(Dataset items)
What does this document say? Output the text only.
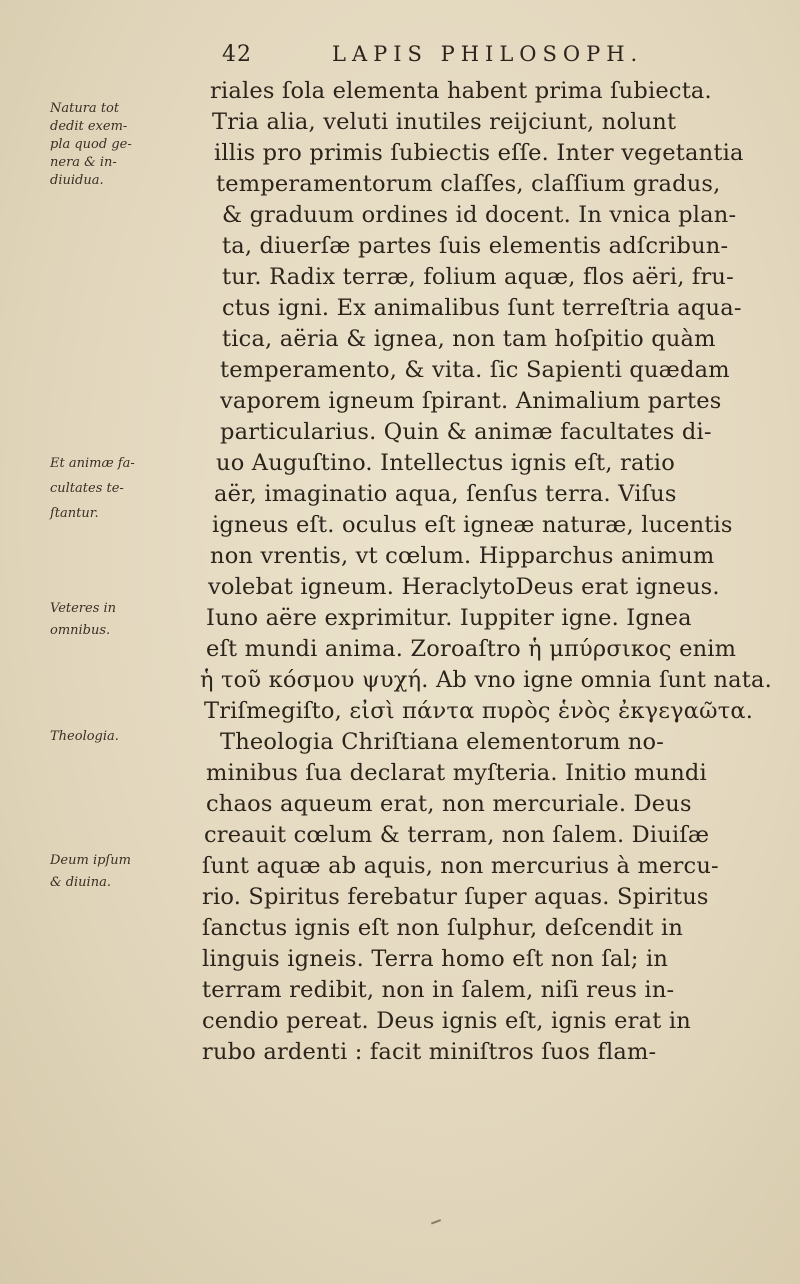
42	LAPIS PHILOSOPH.
riales ſola elementa habent prima ſubiecta.
Tria alia, veluti inutiles reijciunt, nolunt
illis pro primis ſubiectis eſſe. Inter vegetantia
temperamentorum claſſes, claſſium gradus,
& graduum ordines id docent. In vnica plan-
ta, diuerſæ partes ſuis elementis adſcribun-
tur. Radix terræ, folium aquæ, flos aëri, fru-
ctus igni. Ex animalibus ſunt terreſtria aqua-
tica, aëria & ignea, non tam hoſpitio quàm
temperamento, & vita. ſic Sapienti quædam
vaporem igneum ſpirant. Animalium partes
particularius. Quin & animæ facultates di-
uo Auguſtino. Intellectus ignis eſt, ratio
aër, imaginatio aqua, ſenſus terra. Viſus
igneus eſt. oculus eſt igneæ naturæ, lucentis
non vrentis, vt cœlum. Hipparchus animum
volebat igneum. HeraclytoDeus erat igneus.
Iuno aëre exprimitur. Iuppiter igne. Ignea
eſt mundi anima. Zoroaſtro ἡ μπύρσικος enim
ἡ τοῦ κόσμου ψυχή. Ab vno igne omnia ſunt nata.
Triſmegiſto, εἰσὶ πάντα πυρὸς ἑνὸς ἐκγεγαῶτα.
Theologia Chriſtiana elementorum no-
minibus ſua declarat myſteria. Initio mundi
chaos aqueum erat, non mercuriale. Deus
creauit cœlum & terram, non ſalem. Diuiſæ
ſunt aquæ ab aquis, non mercurius à mercu-
rio. Spiritus ferebatur ſuper aquas. Spiritus
ſanctus ignis eſt non ſulphur, deſcendit in
linguis igneis. Terra homo eſt non ſal; in
terram redibit, non in ſalem, niſi reus in-
cendio pereat. Deus ignis eſt, ignis erat in
rubo ardenti : facit miniſtros ſuos flam-
Natura tot
dedit exem-
pla quod ge-
nera & in-
diuidua.
Et animæ fa-
cultates te-
ſtantur.
Veteres in
omnibus.
Theologia.
Deum ipſum
& diuina.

# Exercise details:
Write out the material above once more, exactly as it reads, with no pictures.

# The solution:
What does this document say? Output the text only.
42	LAPIS PHILOSOPH.
riales ſola elementa habent prima ſubiecta.
Tria alia, veluti inutiles reijciunt, nolunt
illis pro primis ſubiectis eſſe. Inter vegetantia
temperamentorum claſſes, claſſium gradus,
& graduum ordines id docent. In vnica plan-
ta, diuerſæ partes ſuis elementis adſcribun-
tur. Radix terræ, folium aquæ, flos aëri, fru-
ctus igni. Ex animalibus ſunt terreſtria aqua-
tica, aëria & ignea, non tam hoſpitio quàm
temperamento, & vita. ſic Sapienti quædam
vaporem igneum ſpirant. Animalium partes
particularius. Quin & animæ facultates di-
uo Auguſtino. Intellectus ignis eſt, ratio
aër, imaginatio aqua, ſenſus terra. Viſus
igneus eſt. oculus eſt igneæ naturæ, lucentis
non vrentis, vt cœlum. Hipparchus animum
volebat igneum. HeraclytoDeus erat igneus.
Iuno aëre exprimitur. Iuppiter igne. Ignea
eſt mundi anima. Zoroaſtro ἡ μπύρσικος enim
ἡ τοῦ κόσμου ψυχή. Ab vno igne omnia ſunt nata.
Triſmegiſto, εἰσὶ πάντα πυρὸς ἑνὸς ἐκγεγαῶτα.
Theologia Chriſtiana elementorum no-
minibus ſua declarat myſteria. Initio mundi
chaos aqueum erat, non mercuriale. Deus
creauit cœlum & terram, non ſalem. Diuiſæ
ſunt aquæ ab aquis, non mercurius à mercu-
rio. Spiritus ferebatur ſuper aquas. Spiritus
ſanctus ignis eſt non ſulphur, deſcendit in
linguis igneis. Terra homo eſt non ſal; in
terram redibit, non in ſalem, niſi reus in-
cendio pereat. Deus ignis eſt, ignis erat in
rubo ardenti : facit miniſtros ſuos flam-
Natura tot
dedit exem-
pla quod ge-
nera & in-
diuidua.
Et animæ fa-
cultates te-
ſtantur.
Veteres in
omnibus.
Theologia.
Deum ipſum
& diuina.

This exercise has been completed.